Do this:
All entries must be repeated exactly; do not include the pictures.

Provided entries:
[start]

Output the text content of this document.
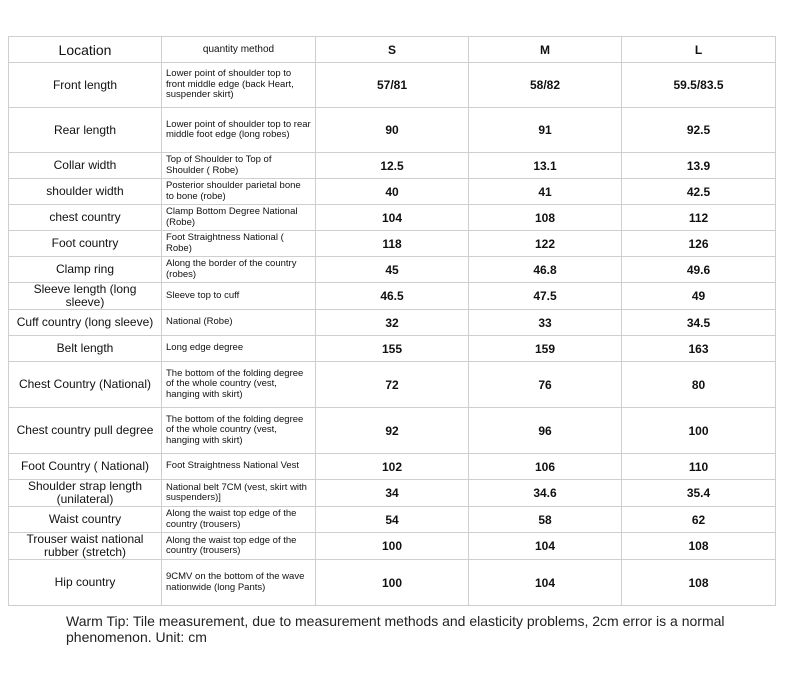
Location	quantity method	S	M	L
Front length	Lower point of shoulder top to front middle edge (back Heart, suspender skirt)	57/81	58/82	59.5/83.5
Rear length	Lower point of shoulder top to rear middle foot edge (long robes)	90	91	92.5
Collar width	Top of Shoulder to Top of Shoulder ( Robe)	12.5	13.1	13.9
shoulder width	Posterior shoulder parietal bone to bone (robe)	40	41	42.5
chest country	Clamp Bottom Degree National (Robe)	104	108	112
Foot country	Foot Straightness National ( Robe)	118	122	126
Clamp ring	Along the border of the country (robes)	45	46.8	49.6
Sleeve length (long sleeve)	Sleeve top to cuff	46.5	47.5	49
Cuff country (long sleeve)	National (Robe)	32	33	34.5
Belt length	Long edge degree	155	159	163
Chest Country (National)	The bottom of the folding degree of the whole country (vest, hanging with skirt)	72	76	80
Chest country pull degree	The bottom of the folding degree of the whole country (vest, hanging with skirt)	92	96	100
Foot Country ( National)	Foot Straightness National Vest	102	106	110
Shoulder strap length (unilateral)	National belt 7CM (vest, skirt with suspenders)]	34	34.6	35.4
Waist country	Along the waist top edge of the country (trousers)	54	58	62
Trouser waist national rubber (stretch)	Along the waist top edge of the country (trousers)	100	104	108
Hip country	9CMV on the bottom of the wave nationwide (long Pants)	100	104	108
Warm Tip: Tile measurement, due to measurement methods and elasticity problems, 2cm error is a normal phenomenon. Unit: cm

[end]

In response:
Output the text content of this document.
Location	quantity method	S	M	L
Front length	Lower point of shoulder top to front middle edge (back Heart, suspender skirt)	57/81	58/82	59.5/83.5
Rear length	Lower point of shoulder top to rear middle foot edge (long robes)	90	91	92.5
Collar width	Top of Shoulder to Top of Shoulder ( Robe)	12.5	13.1	13.9
shoulder width	Posterior shoulder parietal bone to bone (robe)	40	41	42.5
chest country	Clamp Bottom Degree National (Robe)	104	108	112
Foot country	Foot Straightness National ( Robe)	118	122	126
Clamp ring	Along the border of the country (robes)	45	46.8	49.6
Sleeve length (long sleeve)	Sleeve top to cuff	46.5	47.5	49
Cuff country (long sleeve)	National (Robe)	32	33	34.5
Belt length	Long edge degree	155	159	163
Chest Country (National)	The bottom of the folding degree of the whole country (vest, hanging with skirt)	72	76	80
Chest country pull degree	The bottom of the folding degree of the whole country (vest, hanging with skirt)	92	96	100
Foot Country ( National)	Foot Straightness National Vest	102	106	110
Shoulder strap length (unilateral)	National belt 7CM (vest, skirt with suspenders)]	34	34.6	35.4
Waist country	Along the waist top edge of the country (trousers)	54	58	62
Trouser waist national rubber (stretch)	Along the waist top edge of the country (trousers)	100	104	108
Hip country	9CMV on the bottom of the wave nationwide (long Pants)	100	104	108
Warm Tip: Tile measurement, due to measurement methods and elasticity problems, 2cm error is a normal phenomenon. Unit: cm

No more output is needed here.